* _Exercise aim_: Report the count of lines that carry the string "Original", and add nothing.

-------------------------

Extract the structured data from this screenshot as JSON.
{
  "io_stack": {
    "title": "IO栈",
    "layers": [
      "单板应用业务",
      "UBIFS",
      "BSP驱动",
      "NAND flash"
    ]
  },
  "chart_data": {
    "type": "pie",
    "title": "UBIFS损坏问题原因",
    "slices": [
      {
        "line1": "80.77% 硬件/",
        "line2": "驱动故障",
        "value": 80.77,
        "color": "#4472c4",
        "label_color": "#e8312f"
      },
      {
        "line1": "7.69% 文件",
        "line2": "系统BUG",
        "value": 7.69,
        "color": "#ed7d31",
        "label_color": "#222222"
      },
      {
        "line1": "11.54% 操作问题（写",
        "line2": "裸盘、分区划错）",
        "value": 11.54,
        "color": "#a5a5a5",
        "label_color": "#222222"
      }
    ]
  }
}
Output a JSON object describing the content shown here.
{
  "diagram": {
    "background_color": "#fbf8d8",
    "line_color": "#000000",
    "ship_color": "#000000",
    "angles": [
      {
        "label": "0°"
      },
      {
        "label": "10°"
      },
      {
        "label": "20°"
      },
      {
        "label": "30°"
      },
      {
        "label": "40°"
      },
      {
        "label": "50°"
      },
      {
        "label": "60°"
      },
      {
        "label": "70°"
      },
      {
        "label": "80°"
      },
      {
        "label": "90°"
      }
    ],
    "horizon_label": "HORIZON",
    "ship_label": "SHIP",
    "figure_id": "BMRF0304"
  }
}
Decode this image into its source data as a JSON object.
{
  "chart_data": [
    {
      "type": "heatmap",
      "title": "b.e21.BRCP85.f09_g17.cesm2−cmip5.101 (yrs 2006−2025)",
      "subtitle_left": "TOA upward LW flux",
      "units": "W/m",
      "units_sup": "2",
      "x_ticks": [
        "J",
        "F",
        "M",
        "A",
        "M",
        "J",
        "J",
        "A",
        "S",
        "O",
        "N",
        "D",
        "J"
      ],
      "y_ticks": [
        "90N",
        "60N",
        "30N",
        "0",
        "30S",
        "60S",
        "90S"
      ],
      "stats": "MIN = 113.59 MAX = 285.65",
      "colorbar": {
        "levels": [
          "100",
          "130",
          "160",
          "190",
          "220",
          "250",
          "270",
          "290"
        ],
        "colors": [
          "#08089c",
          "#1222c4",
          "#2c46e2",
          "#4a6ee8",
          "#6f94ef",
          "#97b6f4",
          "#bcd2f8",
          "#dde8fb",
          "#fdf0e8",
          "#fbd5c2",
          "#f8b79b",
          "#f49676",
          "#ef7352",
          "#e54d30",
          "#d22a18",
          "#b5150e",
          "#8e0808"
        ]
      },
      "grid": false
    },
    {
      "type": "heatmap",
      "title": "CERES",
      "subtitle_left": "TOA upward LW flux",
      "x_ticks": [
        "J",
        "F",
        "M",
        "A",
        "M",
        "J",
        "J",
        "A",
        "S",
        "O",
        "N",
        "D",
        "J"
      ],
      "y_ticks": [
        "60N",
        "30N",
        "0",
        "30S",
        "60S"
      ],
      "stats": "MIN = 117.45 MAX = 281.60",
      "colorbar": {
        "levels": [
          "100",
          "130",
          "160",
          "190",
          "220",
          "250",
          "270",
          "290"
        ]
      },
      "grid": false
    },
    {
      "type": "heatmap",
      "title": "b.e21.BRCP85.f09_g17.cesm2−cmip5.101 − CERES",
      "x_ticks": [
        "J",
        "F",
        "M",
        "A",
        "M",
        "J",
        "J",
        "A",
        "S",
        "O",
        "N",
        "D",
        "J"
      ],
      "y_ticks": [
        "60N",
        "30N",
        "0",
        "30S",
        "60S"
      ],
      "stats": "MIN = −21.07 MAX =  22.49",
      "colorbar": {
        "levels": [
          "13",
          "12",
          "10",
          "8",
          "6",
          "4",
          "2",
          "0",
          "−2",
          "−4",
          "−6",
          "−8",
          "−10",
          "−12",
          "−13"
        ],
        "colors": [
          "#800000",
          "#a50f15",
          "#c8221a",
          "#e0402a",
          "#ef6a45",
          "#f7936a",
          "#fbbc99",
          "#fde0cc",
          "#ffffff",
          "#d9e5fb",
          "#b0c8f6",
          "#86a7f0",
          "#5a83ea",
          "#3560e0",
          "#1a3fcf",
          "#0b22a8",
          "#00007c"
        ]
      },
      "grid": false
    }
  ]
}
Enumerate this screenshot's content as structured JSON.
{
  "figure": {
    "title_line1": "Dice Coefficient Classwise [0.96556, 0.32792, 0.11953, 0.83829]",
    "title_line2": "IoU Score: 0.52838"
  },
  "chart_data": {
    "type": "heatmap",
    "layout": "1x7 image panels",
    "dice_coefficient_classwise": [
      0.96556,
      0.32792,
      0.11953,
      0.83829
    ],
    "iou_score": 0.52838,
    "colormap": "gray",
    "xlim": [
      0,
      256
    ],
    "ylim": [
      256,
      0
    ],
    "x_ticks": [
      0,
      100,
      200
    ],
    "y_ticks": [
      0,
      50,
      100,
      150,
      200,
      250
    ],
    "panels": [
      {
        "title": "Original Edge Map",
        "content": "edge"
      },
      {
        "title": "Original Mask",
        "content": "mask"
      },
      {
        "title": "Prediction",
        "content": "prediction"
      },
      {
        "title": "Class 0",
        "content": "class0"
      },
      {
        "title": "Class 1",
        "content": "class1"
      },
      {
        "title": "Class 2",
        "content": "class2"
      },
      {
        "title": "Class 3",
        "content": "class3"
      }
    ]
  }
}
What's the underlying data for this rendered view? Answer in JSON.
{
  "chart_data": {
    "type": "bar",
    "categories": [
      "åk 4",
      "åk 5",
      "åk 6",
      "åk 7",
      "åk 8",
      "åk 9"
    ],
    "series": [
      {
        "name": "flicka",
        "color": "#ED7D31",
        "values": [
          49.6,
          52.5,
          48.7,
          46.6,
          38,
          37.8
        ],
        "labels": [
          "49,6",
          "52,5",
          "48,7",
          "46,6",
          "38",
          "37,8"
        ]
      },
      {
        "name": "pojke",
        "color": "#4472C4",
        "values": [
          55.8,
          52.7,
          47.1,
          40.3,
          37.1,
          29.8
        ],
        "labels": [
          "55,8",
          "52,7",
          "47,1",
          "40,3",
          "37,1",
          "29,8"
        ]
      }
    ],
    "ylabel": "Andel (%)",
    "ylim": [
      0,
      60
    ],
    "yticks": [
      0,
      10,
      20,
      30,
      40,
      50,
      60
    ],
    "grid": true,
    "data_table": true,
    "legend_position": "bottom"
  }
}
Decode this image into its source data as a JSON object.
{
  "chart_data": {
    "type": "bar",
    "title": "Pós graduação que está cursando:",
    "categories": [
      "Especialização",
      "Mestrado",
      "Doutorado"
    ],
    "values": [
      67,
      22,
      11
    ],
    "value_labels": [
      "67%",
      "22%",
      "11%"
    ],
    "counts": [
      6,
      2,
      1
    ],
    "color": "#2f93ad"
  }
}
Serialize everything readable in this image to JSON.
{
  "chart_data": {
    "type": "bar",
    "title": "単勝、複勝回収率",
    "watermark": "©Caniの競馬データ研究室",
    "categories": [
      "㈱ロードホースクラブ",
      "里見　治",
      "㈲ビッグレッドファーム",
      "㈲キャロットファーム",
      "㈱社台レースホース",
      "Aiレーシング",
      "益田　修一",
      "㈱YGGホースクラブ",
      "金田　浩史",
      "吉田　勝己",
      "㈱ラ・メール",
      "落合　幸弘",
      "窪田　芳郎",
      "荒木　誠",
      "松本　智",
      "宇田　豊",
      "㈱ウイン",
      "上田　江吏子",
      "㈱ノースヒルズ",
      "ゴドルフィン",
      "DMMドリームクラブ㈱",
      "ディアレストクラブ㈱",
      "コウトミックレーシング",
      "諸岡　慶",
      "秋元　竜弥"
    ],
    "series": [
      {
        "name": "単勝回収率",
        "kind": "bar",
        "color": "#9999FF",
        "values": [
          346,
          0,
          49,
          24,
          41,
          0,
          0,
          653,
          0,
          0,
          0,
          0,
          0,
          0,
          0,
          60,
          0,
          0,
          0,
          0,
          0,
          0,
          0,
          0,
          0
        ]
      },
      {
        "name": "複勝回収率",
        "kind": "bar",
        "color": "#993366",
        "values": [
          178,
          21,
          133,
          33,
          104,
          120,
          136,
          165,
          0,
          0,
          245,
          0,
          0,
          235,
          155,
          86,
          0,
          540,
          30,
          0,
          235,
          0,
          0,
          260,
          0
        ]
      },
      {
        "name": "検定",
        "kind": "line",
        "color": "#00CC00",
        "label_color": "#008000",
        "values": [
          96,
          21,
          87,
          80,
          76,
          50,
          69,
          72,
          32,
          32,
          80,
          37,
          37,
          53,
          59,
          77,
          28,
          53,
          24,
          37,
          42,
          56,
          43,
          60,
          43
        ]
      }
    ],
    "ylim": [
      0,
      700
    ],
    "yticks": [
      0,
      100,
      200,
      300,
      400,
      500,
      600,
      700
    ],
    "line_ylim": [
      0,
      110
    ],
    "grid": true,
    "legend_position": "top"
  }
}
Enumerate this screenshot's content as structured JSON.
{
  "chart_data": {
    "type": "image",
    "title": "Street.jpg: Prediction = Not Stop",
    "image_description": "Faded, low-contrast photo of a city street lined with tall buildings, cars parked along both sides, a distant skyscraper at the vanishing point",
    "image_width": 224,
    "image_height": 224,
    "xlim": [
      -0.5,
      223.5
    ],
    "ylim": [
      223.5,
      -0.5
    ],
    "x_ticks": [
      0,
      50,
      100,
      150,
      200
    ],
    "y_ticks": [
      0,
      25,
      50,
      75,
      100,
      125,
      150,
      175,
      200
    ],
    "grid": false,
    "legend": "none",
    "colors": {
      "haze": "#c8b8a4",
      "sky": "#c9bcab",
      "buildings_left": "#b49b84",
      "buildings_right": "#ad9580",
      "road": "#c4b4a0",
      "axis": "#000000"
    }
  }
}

-------------------------

* _Solution to this exercise_: 2